▶ _Problem requirements_
Extract each line where the string "внаслідок" shows up.

▶ _Records supplied_
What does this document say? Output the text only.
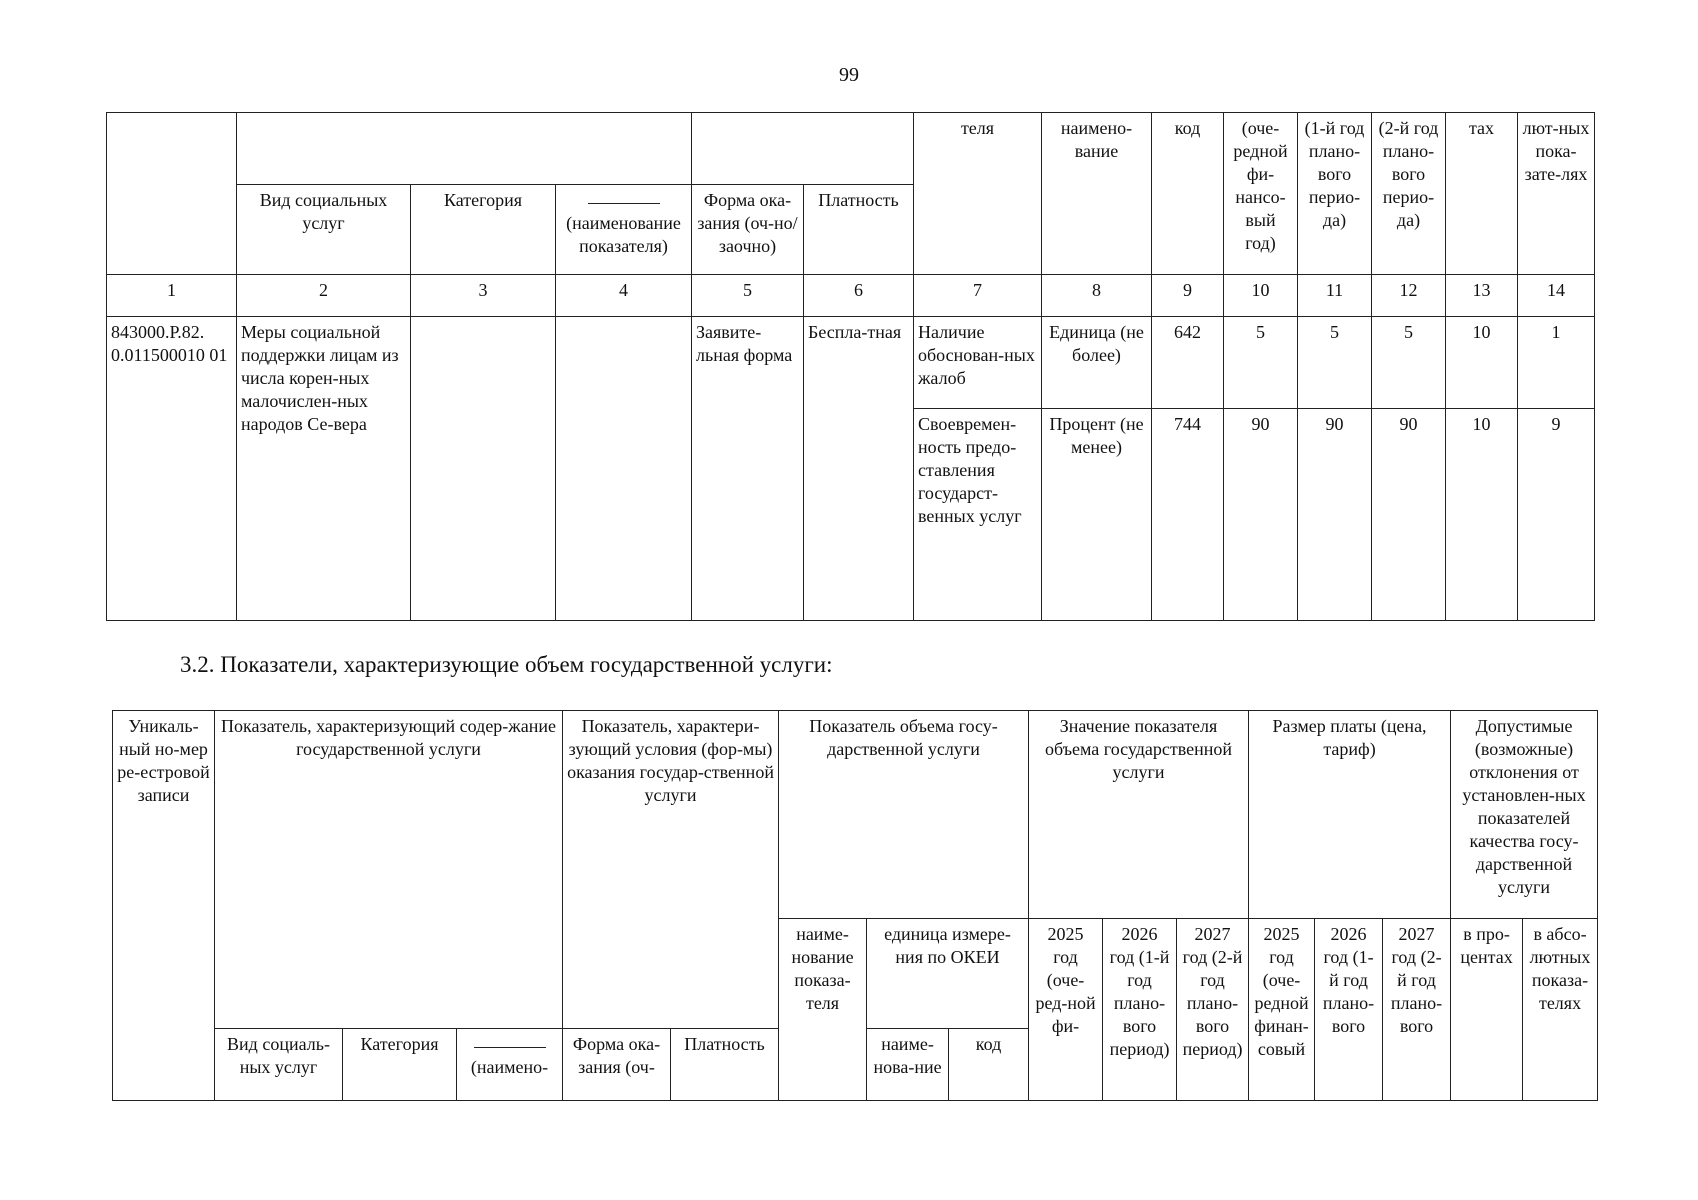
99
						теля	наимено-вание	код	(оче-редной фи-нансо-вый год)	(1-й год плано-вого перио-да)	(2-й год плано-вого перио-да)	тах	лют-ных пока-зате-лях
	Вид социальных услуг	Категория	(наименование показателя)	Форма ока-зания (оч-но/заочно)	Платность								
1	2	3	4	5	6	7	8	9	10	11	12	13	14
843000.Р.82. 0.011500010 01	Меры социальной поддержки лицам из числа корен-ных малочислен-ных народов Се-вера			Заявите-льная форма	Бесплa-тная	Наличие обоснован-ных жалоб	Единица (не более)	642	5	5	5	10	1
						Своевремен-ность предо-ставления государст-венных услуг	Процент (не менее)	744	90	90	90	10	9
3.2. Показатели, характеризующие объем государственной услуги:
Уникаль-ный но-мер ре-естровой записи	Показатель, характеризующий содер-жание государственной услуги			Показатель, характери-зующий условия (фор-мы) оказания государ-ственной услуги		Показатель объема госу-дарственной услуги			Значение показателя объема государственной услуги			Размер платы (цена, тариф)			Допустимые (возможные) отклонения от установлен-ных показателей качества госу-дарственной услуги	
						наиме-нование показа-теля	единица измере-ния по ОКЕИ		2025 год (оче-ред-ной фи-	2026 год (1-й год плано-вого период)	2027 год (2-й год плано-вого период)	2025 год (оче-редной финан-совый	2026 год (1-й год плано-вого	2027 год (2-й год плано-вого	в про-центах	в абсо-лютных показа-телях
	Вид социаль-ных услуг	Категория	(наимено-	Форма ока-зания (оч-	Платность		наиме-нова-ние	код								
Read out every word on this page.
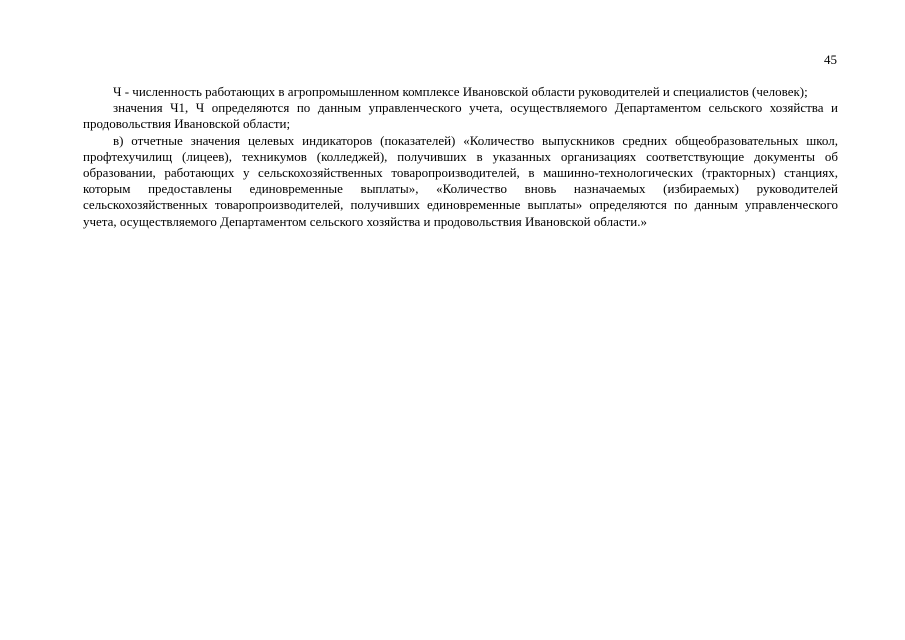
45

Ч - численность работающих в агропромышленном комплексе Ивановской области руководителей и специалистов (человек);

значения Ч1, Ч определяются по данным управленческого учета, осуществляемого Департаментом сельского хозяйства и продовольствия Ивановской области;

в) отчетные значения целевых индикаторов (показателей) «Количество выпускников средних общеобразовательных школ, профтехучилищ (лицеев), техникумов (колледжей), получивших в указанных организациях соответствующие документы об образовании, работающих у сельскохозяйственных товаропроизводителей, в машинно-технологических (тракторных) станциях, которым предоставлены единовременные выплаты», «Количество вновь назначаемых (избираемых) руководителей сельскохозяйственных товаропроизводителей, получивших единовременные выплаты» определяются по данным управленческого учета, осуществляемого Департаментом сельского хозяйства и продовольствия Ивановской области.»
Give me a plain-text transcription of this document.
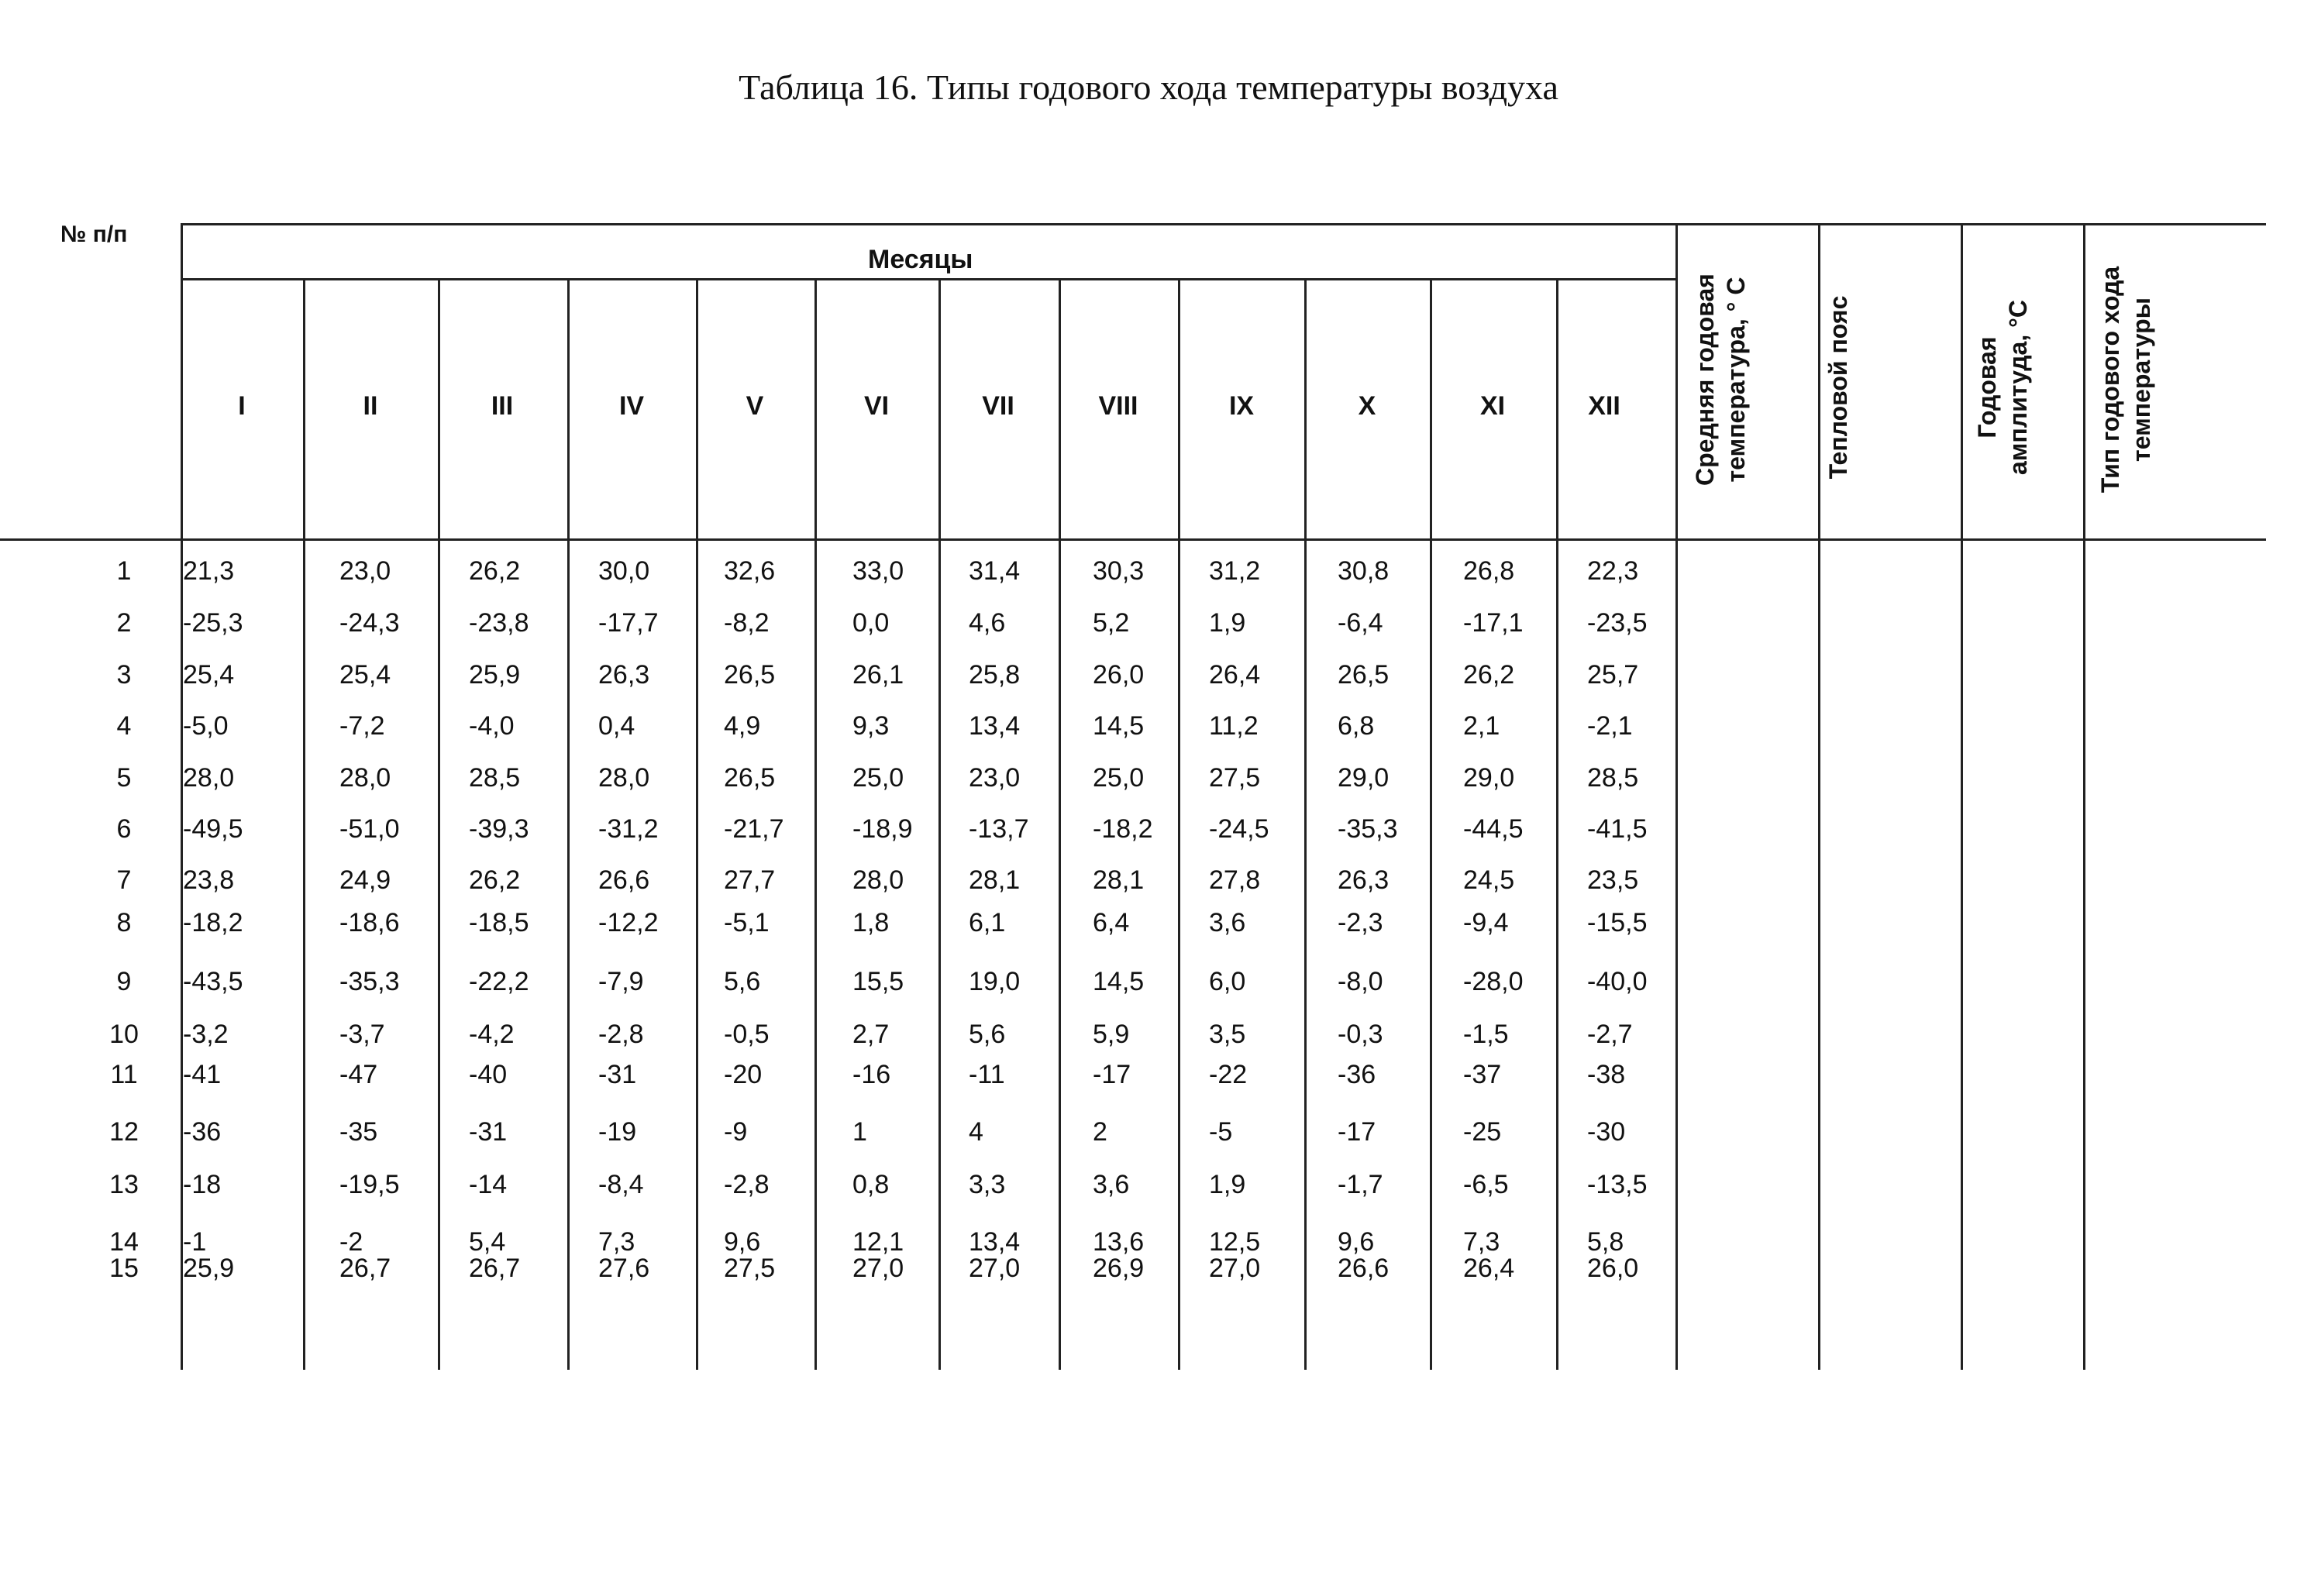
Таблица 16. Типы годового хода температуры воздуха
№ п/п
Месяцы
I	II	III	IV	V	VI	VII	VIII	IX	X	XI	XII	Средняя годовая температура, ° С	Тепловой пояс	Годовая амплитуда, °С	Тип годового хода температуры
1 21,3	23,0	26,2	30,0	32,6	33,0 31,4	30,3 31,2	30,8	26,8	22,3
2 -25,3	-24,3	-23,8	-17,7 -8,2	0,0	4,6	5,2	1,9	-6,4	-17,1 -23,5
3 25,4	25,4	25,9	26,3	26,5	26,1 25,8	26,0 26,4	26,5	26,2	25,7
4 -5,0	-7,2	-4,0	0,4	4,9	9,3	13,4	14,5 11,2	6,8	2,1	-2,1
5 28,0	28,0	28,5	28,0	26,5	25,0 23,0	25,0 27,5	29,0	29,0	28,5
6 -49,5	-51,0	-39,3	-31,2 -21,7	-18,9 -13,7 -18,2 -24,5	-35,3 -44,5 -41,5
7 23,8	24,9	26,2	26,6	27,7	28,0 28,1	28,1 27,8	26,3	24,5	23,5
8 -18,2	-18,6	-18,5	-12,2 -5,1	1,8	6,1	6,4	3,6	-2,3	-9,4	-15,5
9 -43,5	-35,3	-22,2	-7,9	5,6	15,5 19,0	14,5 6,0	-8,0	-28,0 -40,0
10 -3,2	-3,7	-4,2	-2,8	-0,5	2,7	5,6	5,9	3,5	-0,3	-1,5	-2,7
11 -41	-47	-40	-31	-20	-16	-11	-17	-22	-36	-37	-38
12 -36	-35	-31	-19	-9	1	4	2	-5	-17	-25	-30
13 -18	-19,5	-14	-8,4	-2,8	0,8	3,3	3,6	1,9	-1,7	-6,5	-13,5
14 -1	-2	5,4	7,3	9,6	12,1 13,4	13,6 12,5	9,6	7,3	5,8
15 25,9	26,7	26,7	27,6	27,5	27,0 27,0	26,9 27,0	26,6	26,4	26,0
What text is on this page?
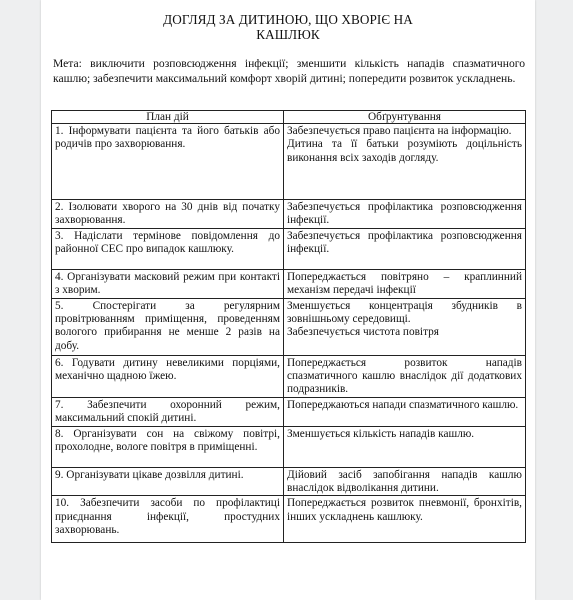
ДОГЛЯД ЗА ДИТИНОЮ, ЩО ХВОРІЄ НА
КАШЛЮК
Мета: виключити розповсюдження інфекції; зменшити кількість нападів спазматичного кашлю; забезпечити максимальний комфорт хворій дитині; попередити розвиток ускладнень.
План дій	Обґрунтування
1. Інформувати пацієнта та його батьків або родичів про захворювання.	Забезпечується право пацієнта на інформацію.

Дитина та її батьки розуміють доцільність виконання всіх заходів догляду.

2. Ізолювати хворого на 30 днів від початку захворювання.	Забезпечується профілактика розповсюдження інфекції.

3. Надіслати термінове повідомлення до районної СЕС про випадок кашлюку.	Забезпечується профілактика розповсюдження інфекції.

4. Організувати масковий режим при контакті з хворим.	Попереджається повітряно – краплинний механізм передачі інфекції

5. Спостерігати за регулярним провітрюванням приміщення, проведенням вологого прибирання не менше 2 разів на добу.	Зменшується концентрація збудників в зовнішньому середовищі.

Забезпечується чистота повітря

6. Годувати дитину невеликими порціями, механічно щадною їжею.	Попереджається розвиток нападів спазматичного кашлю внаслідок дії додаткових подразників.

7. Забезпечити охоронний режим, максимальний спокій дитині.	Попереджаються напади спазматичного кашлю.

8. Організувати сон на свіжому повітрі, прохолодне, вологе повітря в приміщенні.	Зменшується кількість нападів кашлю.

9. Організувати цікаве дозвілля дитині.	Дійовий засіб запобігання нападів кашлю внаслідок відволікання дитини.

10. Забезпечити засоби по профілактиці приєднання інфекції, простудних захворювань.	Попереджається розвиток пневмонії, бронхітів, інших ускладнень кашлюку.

▶ _Task response_
6. Годувати дитину невеликими порціями, механічно щадною їжею.	Попереджається розвиток нападів спазматичного кашлю внаслідок дії додаткових подразників.
9. Організувати цікаве дозвілля дитині.	Дійовий засіб запобігання нападів кашлю внаслідок відволікання дитини.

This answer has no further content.